--- Data for this exercise ---
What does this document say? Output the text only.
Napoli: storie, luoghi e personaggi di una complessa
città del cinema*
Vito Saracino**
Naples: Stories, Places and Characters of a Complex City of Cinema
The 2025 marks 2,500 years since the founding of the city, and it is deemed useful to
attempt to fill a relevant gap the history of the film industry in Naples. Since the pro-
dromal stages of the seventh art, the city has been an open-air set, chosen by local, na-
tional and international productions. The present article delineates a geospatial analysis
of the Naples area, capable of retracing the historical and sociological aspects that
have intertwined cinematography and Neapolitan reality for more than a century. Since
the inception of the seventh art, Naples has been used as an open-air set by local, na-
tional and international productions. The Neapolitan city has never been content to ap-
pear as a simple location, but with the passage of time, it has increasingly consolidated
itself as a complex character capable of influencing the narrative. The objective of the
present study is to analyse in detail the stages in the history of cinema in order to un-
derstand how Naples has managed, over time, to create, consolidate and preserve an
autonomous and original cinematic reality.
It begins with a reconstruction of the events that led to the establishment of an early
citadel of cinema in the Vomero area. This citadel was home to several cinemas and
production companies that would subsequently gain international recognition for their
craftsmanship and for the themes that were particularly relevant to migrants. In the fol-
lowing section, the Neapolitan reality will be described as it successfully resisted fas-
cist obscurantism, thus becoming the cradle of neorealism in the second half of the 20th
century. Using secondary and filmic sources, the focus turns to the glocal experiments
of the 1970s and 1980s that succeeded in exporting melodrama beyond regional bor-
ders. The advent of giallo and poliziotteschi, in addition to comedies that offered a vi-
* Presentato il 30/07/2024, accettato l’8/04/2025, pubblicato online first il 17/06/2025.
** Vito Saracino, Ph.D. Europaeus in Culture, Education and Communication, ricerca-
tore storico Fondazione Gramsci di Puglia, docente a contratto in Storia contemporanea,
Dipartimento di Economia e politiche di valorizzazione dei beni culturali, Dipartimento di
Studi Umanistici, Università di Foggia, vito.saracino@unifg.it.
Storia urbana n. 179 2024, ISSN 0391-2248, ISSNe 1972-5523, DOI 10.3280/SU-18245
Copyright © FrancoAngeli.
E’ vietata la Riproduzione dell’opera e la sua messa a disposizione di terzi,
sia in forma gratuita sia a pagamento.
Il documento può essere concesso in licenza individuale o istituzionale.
---
--- Data for this exercise ---
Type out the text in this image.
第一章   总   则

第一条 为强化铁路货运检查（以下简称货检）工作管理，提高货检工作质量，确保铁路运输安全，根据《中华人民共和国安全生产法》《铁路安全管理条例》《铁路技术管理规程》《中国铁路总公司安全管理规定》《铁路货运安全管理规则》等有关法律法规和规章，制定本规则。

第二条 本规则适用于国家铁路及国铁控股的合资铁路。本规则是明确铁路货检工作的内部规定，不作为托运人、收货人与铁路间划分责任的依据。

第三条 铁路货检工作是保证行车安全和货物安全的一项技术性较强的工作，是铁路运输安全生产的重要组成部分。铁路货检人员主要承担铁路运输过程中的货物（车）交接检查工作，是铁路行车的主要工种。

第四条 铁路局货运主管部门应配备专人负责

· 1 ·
---
--- Data for this exercise ---
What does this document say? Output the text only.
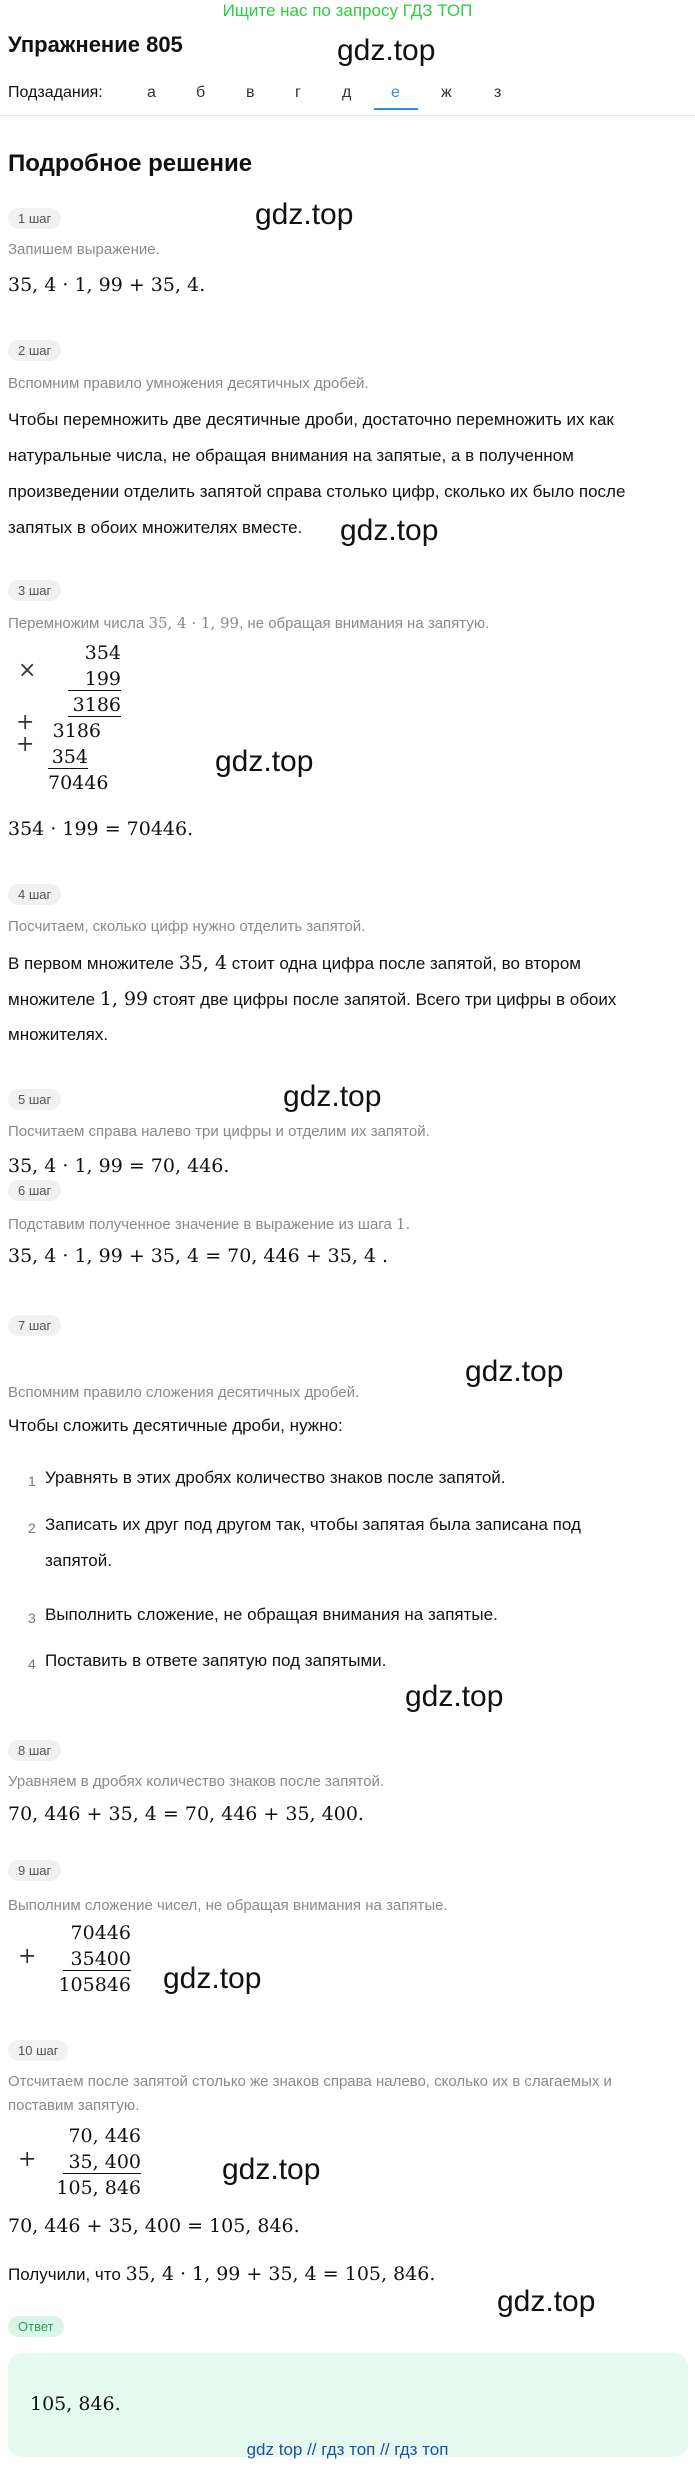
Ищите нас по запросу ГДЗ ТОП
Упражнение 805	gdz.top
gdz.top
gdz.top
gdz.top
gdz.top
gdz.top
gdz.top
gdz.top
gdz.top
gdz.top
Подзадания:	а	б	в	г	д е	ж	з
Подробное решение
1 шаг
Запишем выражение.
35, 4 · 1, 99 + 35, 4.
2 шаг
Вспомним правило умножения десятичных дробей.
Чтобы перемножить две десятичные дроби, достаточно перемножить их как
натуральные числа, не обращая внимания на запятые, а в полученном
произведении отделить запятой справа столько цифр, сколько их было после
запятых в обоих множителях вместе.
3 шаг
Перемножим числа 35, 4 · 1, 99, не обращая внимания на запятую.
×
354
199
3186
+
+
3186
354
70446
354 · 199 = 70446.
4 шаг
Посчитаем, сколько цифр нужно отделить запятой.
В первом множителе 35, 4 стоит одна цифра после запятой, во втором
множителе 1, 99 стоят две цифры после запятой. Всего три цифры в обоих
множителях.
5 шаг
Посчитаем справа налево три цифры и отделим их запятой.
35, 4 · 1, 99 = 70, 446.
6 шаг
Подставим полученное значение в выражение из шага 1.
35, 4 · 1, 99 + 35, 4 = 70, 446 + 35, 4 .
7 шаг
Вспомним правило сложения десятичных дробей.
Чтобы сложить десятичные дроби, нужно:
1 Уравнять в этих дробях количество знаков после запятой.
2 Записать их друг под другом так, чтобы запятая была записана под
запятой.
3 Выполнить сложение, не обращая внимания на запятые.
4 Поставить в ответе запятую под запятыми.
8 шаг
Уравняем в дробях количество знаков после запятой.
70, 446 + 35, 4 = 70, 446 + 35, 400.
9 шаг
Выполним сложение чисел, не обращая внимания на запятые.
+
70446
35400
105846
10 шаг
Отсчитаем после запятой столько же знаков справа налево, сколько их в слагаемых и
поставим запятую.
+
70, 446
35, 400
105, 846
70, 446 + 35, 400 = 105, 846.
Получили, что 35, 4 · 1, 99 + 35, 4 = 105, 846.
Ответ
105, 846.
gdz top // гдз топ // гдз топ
---
— Your task —
Search the records for the word "Naples", then list every line that has it.

— Answer for this exercise —
Naples: Stories, Places and Characters of a Complex City of Cinema
attempt to fill a relevant gap the history of the film industry in Naples. Since the pro-
of the Naples area, capable of retracing the historical and sociological aspects that
the inception of the seventh art, Naples has been used as an open-air set by local, na-
derstand how Naples has managed, over time, to create, consolidate and preserve an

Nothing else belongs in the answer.